Reproduce every record below exactly as written, leaving out any pictures.
◆ ◆ ◆
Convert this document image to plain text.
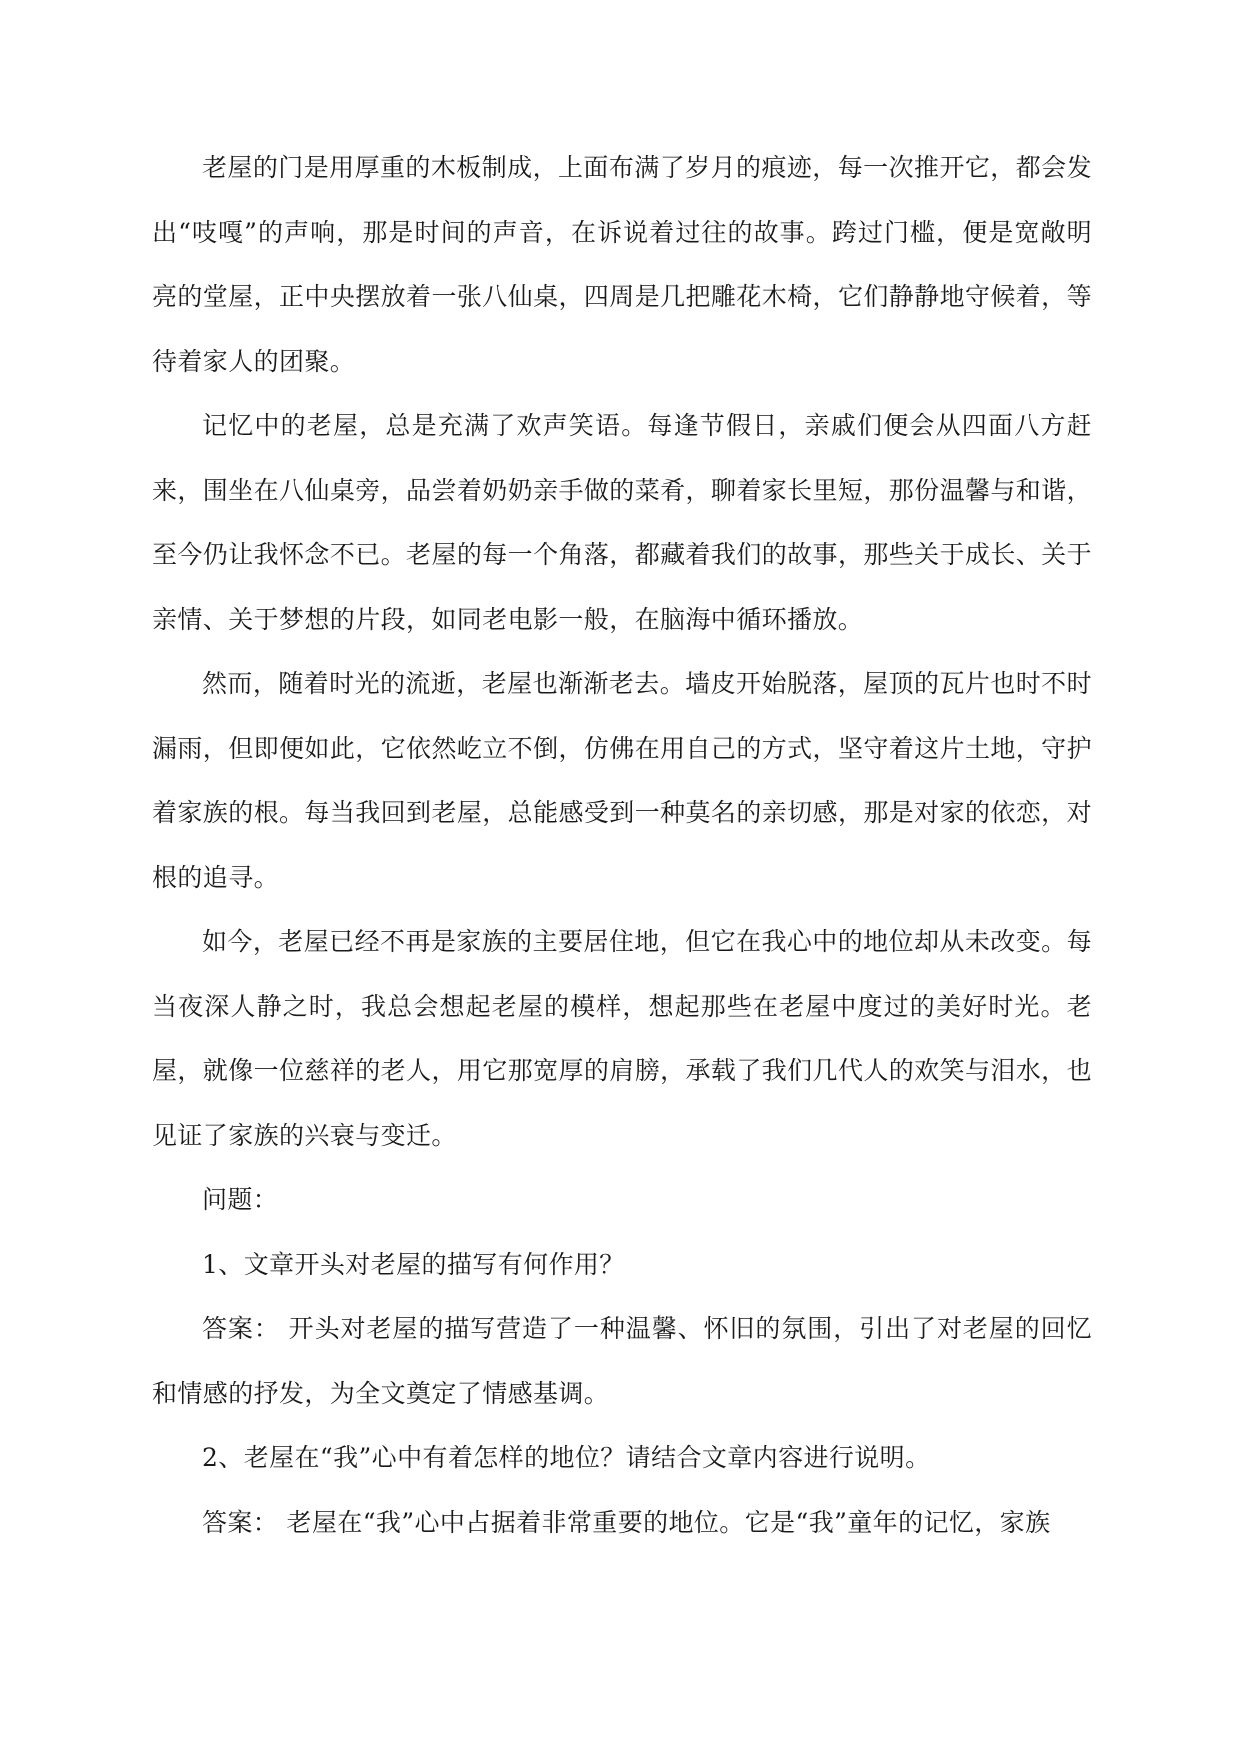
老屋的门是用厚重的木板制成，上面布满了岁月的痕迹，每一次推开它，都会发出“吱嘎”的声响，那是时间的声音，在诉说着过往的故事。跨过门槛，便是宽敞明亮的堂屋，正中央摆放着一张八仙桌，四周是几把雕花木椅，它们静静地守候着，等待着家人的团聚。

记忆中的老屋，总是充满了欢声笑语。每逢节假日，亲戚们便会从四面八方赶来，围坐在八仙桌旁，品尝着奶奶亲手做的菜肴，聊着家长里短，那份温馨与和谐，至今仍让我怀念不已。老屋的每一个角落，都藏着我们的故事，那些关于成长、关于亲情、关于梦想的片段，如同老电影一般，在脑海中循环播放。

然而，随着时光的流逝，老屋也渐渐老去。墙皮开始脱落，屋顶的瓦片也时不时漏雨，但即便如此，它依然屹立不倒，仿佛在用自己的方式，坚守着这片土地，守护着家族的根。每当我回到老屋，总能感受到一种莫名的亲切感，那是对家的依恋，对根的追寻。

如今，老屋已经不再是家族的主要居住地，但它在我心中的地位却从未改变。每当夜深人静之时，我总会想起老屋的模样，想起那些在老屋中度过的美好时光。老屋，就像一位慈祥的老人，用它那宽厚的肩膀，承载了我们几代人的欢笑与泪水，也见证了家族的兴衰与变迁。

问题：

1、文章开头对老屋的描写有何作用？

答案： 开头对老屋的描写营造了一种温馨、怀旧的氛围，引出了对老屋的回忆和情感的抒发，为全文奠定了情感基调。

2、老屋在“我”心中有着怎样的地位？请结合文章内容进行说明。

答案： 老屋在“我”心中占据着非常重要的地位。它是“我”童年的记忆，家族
◆ ◆ ◆
Answer in full:
Convert this document image to plain text.
老屋的门是用厚重的木板制成，上面布满了岁月的痕迹，每一次推开它，都会发出“吱嘎”的声响，那是时间的声音，在诉说着过往的故事。跨过门槛，便是宽敞明亮的堂屋，正中央摆放着一张八仙桌，四周是几把雕花木椅，它们静静地守候着，等待着家人的团聚。

记忆中的老屋，总是充满了欢声笑语。每逢节假日，亲戚们便会从四面八方赶来，围坐在八仙桌旁，品尝着奶奶亲手做的菜肴，聊着家长里短，那份温馨与和谐，至今仍让我怀念不已。老屋的每一个角落，都藏着我们的故事，那些关于成长、关于亲情、关于梦想的片段，如同老电影一般，在脑海中循环播放。

然而，随着时光的流逝，老屋也渐渐老去。墙皮开始脱落，屋顶的瓦片也时不时漏雨，但即便如此，它依然屹立不倒，仿佛在用自己的方式，坚守着这片土地，守护着家族的根。每当我回到老屋，总能感受到一种莫名的亲切感，那是对家的依恋，对根的追寻。

如今，老屋已经不再是家族的主要居住地，但它在我心中的地位却从未改变。每当夜深人静之时，我总会想起老屋的模样，想起那些在老屋中度过的美好时光。老屋，就像一位慈祥的老人，用它那宽厚的肩膀，承载了我们几代人的欢笑与泪水，也见证了家族的兴衰与变迁。

问题：

1、文章开头对老屋的描写有何作用？

答案： 开头对老屋的描写营造了一种温馨、怀旧的氛围，引出了对老屋的回忆和情感的抒发，为全文奠定了情感基调。

2、老屋在“我”心中有着怎样的地位？请结合文章内容进行说明。

答案： 老屋在“我”心中占据着非常重要的地位。它是“我”童年的记忆，家族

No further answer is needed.